_Collected data entries_
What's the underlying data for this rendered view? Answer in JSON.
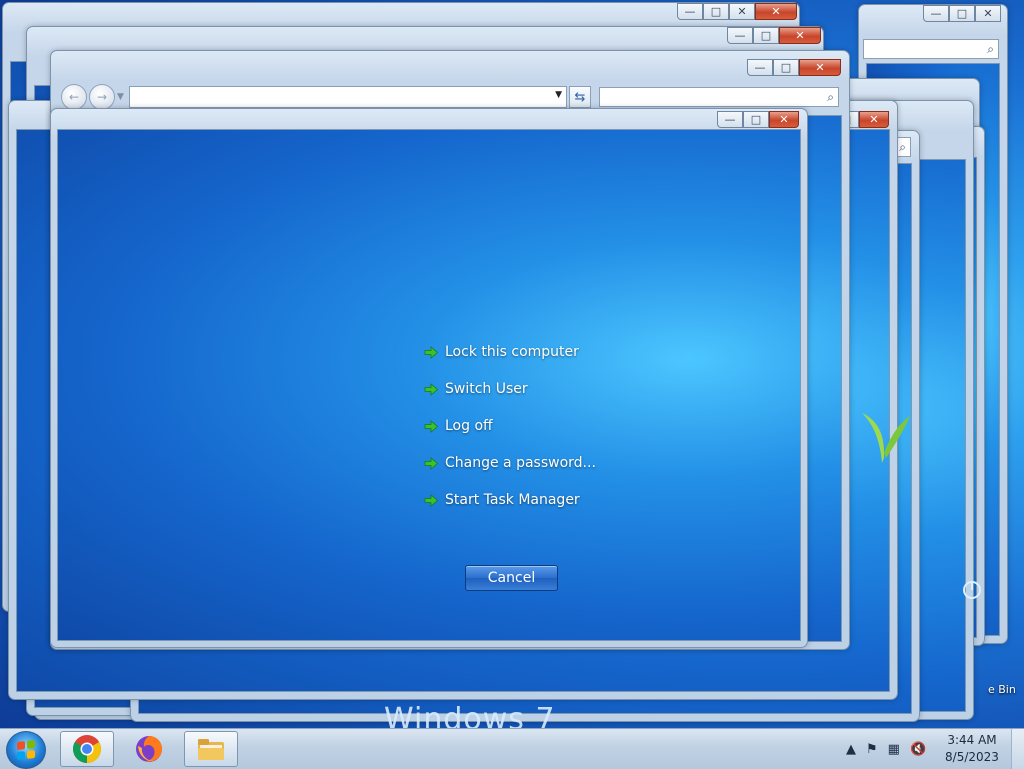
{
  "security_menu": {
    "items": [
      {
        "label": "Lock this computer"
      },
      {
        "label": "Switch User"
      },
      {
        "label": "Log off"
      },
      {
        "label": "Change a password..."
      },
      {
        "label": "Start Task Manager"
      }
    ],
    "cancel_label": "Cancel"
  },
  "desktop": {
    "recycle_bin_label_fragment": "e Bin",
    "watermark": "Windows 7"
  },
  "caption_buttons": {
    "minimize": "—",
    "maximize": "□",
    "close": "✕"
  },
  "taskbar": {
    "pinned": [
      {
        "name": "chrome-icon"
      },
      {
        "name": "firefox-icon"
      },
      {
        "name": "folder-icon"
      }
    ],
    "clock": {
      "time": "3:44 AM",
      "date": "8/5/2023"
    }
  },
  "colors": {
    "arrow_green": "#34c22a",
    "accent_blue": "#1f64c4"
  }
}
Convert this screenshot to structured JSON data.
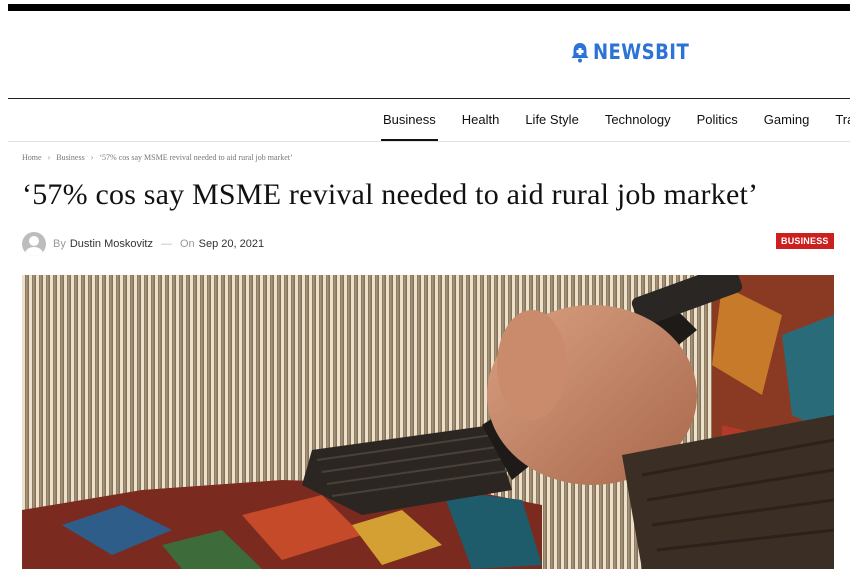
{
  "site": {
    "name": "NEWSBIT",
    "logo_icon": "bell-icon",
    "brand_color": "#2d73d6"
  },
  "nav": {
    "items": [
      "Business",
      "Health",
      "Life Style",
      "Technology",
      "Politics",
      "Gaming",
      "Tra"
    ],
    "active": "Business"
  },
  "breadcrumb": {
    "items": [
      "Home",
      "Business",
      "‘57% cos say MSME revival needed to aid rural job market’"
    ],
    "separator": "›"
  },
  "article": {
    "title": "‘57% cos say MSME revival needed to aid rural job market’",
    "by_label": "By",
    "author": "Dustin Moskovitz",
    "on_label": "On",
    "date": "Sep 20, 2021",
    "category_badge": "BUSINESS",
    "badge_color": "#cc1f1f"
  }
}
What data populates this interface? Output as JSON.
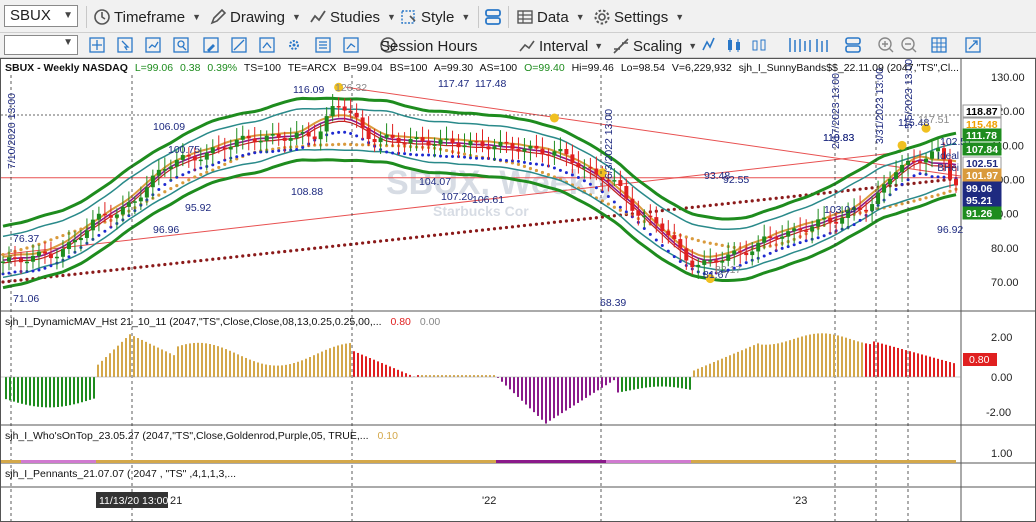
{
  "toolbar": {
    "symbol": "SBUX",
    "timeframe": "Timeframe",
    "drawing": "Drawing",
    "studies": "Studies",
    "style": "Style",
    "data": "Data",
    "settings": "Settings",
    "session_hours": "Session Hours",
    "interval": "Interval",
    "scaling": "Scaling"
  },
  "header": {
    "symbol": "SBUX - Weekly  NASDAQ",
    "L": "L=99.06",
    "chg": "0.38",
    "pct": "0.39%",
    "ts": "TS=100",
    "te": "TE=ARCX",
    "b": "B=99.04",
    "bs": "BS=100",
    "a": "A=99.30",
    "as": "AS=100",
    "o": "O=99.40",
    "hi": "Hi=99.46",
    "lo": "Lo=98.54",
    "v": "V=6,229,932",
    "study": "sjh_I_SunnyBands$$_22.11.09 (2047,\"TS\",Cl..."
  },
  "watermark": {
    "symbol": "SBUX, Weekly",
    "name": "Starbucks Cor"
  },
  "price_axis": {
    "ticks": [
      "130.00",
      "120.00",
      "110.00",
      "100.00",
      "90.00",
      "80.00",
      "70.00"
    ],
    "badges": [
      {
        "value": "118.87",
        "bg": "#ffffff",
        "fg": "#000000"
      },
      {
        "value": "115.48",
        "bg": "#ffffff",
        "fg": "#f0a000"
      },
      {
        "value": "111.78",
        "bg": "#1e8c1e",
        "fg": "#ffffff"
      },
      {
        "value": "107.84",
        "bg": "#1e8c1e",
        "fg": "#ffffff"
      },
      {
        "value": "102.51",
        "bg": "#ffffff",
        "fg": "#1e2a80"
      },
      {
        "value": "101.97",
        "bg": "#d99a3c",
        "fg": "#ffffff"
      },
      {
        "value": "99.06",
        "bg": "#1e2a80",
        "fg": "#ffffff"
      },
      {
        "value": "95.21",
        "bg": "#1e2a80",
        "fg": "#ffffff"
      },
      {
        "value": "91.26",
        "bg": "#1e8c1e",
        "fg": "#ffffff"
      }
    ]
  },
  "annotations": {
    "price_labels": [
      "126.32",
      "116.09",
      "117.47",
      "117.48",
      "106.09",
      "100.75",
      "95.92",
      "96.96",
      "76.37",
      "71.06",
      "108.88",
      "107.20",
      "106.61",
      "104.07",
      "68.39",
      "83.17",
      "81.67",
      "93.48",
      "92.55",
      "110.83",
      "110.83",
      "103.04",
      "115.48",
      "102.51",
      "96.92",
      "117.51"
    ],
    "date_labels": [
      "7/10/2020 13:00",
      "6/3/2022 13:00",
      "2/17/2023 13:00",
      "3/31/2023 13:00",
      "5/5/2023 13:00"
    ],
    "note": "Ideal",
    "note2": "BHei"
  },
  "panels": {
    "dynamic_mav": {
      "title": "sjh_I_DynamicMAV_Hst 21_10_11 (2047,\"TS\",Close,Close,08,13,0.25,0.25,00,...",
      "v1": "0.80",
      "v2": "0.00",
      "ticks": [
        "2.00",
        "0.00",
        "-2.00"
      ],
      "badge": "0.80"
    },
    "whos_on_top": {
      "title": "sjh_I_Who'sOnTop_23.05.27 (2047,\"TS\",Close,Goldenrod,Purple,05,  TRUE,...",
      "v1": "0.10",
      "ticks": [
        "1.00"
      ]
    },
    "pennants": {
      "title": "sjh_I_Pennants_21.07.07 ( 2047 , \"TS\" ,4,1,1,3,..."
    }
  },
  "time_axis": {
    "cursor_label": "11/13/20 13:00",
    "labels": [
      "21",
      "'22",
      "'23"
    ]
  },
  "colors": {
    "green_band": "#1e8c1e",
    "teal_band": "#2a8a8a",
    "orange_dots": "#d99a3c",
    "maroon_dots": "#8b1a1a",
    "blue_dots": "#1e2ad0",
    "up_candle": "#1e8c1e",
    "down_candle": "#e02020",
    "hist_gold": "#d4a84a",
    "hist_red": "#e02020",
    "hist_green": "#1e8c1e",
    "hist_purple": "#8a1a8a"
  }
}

_Directions for this task_
Go through the entries above and pull out each line with "revival" in it.

_Complete answer_
      "‘57% cos say MSME revival needed to aid rural job market’"
    "title": "‘57% cos say MSME revival needed to aid rural job market’",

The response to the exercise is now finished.